──────── Supplied material

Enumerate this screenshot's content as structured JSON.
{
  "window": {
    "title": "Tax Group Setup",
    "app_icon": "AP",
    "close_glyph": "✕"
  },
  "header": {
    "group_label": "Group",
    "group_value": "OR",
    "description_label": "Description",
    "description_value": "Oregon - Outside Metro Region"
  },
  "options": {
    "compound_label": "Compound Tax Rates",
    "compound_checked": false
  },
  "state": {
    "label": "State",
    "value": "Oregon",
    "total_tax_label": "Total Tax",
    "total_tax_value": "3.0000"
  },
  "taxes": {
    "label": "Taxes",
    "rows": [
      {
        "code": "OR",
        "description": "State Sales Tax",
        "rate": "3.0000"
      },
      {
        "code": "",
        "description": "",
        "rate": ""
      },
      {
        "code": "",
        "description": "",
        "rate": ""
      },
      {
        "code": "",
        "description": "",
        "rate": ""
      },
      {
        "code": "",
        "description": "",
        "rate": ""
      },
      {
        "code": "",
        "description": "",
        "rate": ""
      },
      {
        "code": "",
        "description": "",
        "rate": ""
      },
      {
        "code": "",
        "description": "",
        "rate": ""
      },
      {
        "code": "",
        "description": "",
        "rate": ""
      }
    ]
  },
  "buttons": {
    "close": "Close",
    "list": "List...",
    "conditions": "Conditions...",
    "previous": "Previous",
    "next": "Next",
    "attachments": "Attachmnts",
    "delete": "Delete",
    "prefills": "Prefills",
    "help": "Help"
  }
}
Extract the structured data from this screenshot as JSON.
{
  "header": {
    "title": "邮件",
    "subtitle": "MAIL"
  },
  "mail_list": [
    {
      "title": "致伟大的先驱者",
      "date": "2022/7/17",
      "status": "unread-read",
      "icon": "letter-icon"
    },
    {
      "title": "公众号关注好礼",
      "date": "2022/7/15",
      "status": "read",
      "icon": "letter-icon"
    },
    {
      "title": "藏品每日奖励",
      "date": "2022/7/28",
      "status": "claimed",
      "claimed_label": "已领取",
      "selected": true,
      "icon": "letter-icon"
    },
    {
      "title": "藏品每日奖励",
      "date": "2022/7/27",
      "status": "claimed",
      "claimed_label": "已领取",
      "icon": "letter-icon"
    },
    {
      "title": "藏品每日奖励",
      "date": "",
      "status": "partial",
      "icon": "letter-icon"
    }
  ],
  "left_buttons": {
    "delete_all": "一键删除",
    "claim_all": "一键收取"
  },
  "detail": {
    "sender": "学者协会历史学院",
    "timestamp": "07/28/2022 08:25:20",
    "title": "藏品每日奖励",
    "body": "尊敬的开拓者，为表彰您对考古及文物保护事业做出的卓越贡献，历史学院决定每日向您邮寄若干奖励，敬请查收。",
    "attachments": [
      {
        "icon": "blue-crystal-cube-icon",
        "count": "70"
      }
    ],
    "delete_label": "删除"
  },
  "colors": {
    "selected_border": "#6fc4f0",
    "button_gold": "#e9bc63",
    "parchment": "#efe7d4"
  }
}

────────────────
──────── Supplied material

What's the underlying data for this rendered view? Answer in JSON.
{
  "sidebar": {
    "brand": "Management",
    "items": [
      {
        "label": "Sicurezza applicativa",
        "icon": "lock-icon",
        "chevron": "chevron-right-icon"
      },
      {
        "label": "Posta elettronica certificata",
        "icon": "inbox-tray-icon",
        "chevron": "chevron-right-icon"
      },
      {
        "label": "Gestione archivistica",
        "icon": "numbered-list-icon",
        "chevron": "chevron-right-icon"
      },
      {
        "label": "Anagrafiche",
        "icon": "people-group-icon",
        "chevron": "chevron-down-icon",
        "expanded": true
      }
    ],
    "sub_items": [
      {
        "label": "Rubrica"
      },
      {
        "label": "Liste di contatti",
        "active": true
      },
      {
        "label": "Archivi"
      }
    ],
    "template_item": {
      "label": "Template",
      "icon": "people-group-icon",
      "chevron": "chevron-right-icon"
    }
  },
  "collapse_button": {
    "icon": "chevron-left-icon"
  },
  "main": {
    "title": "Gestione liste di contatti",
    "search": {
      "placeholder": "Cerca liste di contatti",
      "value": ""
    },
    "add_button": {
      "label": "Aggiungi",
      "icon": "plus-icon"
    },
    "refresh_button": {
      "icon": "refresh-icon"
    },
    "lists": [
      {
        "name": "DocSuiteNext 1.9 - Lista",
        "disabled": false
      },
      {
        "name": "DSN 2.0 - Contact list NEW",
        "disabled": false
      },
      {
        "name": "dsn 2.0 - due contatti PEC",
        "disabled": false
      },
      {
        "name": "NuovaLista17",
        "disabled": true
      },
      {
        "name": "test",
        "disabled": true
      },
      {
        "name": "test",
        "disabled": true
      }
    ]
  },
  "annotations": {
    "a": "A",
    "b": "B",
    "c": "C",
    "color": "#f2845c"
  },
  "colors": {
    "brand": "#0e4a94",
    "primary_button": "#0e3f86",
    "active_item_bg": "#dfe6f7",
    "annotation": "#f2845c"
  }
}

────────────────

What you should do
Go over the records above and tally the lines with the word "date" in them. Give the number alone.

Task answer
5